_Task description_. Print verbatim the lines of the material below, from the line with "Text: 77 LONG BARROW DRIVE: 128sqm" to the line with "Text: Distribution of", both included. Output those lines only.

[Records excerpted from a collection]

---*---

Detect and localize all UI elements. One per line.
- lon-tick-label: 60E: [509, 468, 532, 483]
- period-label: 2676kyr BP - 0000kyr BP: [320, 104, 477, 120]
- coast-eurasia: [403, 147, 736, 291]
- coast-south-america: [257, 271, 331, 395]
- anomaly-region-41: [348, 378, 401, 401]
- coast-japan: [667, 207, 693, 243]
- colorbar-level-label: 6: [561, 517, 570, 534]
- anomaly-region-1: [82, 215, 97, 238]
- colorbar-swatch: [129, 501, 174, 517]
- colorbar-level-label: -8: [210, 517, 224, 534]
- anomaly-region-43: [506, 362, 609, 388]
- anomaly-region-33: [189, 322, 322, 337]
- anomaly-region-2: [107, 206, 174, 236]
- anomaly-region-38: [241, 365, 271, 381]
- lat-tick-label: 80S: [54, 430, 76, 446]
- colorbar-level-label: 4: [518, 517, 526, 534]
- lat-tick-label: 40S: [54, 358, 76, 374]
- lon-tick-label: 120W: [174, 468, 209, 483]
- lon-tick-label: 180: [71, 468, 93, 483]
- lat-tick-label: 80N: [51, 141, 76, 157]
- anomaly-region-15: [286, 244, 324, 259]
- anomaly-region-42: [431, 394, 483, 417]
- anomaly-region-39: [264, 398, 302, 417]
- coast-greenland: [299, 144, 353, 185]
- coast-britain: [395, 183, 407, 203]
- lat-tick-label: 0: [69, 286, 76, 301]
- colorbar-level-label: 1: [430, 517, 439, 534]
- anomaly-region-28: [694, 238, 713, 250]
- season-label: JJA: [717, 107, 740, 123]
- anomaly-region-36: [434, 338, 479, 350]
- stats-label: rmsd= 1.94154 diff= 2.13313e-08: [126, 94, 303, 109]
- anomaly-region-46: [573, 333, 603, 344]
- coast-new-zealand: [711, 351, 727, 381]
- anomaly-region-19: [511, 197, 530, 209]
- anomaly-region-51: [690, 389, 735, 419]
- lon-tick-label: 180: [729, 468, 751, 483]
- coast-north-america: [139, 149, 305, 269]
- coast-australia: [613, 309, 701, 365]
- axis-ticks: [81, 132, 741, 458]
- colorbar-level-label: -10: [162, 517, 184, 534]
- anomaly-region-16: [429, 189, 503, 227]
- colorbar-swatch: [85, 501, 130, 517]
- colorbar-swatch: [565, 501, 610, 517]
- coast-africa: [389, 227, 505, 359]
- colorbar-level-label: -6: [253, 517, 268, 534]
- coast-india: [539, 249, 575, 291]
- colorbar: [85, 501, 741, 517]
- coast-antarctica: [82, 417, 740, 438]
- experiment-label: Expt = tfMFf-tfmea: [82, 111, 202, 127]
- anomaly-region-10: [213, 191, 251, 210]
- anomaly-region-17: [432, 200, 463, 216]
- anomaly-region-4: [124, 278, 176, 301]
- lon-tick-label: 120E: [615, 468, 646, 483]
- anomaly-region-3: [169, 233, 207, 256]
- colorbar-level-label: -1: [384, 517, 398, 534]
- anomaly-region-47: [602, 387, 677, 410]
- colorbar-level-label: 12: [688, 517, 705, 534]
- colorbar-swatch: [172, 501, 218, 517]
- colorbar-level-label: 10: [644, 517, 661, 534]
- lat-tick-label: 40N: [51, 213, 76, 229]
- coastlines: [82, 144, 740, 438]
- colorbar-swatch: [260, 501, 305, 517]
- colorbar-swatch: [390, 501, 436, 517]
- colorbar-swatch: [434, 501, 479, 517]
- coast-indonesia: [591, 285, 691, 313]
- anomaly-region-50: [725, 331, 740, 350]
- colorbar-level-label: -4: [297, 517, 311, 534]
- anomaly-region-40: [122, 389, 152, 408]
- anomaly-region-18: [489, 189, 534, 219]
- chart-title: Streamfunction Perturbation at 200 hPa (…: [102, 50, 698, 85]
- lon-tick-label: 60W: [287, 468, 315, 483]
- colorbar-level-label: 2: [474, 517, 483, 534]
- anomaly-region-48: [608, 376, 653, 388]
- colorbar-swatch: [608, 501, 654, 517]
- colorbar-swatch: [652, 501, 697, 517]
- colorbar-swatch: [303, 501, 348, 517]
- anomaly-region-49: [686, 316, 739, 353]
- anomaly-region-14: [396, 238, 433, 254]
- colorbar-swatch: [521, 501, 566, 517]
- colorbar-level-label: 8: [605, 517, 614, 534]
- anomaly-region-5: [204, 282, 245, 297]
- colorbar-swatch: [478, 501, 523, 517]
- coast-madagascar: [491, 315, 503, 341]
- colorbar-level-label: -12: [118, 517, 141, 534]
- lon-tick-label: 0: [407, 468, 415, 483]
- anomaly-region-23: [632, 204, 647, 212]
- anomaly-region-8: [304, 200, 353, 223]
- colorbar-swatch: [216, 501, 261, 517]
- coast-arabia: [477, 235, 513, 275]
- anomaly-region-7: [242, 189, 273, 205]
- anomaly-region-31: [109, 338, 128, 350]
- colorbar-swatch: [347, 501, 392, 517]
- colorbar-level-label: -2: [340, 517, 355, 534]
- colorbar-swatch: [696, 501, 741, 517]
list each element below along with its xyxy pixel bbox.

---*---

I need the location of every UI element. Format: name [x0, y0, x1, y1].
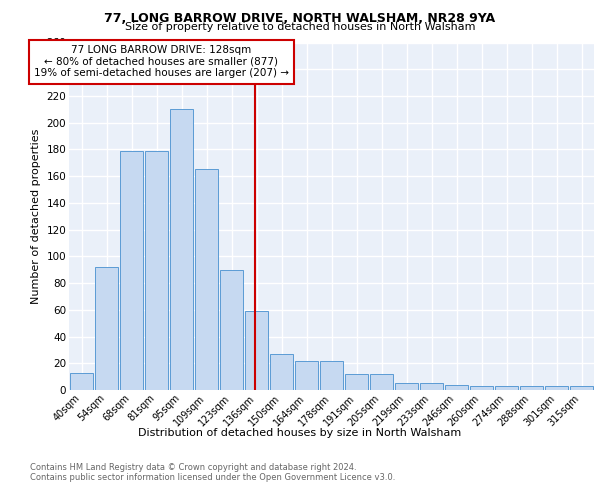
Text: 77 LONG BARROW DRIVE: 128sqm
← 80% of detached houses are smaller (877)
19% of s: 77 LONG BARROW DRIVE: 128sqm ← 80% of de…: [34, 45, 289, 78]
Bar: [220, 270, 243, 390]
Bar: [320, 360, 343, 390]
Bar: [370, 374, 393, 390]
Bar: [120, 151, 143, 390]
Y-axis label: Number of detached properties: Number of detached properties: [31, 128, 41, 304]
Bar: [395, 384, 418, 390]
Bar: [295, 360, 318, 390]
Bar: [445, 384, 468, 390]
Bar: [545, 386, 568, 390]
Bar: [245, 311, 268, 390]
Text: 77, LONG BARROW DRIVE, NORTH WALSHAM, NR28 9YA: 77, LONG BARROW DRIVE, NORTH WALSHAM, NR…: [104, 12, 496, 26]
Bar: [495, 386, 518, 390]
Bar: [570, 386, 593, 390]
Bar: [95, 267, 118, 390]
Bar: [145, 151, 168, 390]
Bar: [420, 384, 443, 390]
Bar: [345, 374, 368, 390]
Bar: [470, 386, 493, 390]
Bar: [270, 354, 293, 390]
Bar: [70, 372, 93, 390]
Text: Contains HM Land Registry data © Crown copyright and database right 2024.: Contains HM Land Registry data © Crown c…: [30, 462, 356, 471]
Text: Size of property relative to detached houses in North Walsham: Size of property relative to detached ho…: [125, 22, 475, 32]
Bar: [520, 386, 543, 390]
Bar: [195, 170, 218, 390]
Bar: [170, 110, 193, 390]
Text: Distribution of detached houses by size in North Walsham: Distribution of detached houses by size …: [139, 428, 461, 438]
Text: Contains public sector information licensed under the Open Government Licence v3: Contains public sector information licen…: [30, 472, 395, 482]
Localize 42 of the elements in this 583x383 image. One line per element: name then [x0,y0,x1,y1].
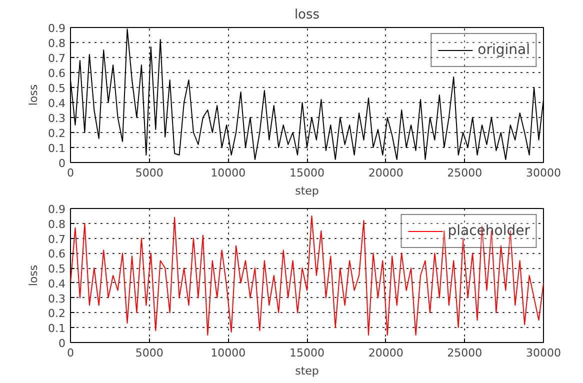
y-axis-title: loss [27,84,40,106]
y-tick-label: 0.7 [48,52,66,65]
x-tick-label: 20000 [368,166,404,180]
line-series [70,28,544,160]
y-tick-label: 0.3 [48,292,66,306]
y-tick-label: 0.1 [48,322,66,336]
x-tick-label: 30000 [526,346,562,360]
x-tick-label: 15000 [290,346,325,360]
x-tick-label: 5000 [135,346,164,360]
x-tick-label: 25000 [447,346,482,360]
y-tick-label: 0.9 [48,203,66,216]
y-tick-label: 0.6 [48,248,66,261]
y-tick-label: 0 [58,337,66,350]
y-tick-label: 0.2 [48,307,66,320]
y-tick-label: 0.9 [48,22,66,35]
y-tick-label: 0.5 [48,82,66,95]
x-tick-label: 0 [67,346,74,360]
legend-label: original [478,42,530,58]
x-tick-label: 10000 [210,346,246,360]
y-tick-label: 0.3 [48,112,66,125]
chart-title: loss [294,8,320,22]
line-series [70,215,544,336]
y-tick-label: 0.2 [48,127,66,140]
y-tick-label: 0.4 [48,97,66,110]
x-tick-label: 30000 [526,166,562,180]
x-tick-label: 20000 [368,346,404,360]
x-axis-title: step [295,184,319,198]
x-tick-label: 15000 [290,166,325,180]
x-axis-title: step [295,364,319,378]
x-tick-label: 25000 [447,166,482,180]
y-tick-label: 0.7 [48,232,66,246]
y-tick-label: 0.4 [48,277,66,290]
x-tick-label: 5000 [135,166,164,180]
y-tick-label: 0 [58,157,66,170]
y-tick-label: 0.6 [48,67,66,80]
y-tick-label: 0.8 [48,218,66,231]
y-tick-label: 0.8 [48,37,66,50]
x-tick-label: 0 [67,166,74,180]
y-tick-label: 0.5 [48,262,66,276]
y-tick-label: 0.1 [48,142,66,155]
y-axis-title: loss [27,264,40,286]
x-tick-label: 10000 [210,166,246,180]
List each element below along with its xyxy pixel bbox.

---*---

_Expected answer_.
Text: 77 LONG BARROW DRIVE: 128sqm
← 80% of detached houses are smaller (877)
19% of s: 77 LONG BARROW DRIVE: 128sqm ← 80% of de…: [34, 45, 289, 78]
Bar: [220, 270, 243, 390]
Bar: [320, 360, 343, 390]
Bar: [370, 374, 393, 390]
Bar: [120, 151, 143, 390]
Y-axis label: Number of detached properties: Number of detached properties: [31, 128, 41, 304]
Bar: [395, 384, 418, 390]
Bar: [295, 360, 318, 390]
Bar: [445, 384, 468, 390]
Bar: [545, 386, 568, 390]
Bar: [245, 311, 268, 390]
Text: 77, LONG BARROW DRIVE, NORTH WALSHAM, NR28 9YA: 77, LONG BARROW DRIVE, NORTH WALSHAM, NR…: [104, 12, 496, 26]
Bar: [495, 386, 518, 390]
Bar: [570, 386, 593, 390]
Bar: [95, 267, 118, 390]
Bar: [145, 151, 168, 390]
Bar: [420, 384, 443, 390]
Bar: [345, 374, 368, 390]
Bar: [470, 386, 493, 390]
Bar: [270, 354, 293, 390]
Bar: [70, 372, 93, 390]
Text: Contains HM Land Registry data © Crown copyright and database right 2024.: Contains HM Land Registry data © Crown c…: [30, 462, 356, 471]
Text: Size of property relative to detached houses in North Walsham: Size of property relative to detached ho…: [125, 22, 475, 32]
Bar: [520, 386, 543, 390]
Bar: [195, 170, 218, 390]
Bar: [170, 110, 193, 390]
Text: Distribution of detached houses by size in North Walsham: Distribution of detached houses by size …: [139, 428, 461, 438]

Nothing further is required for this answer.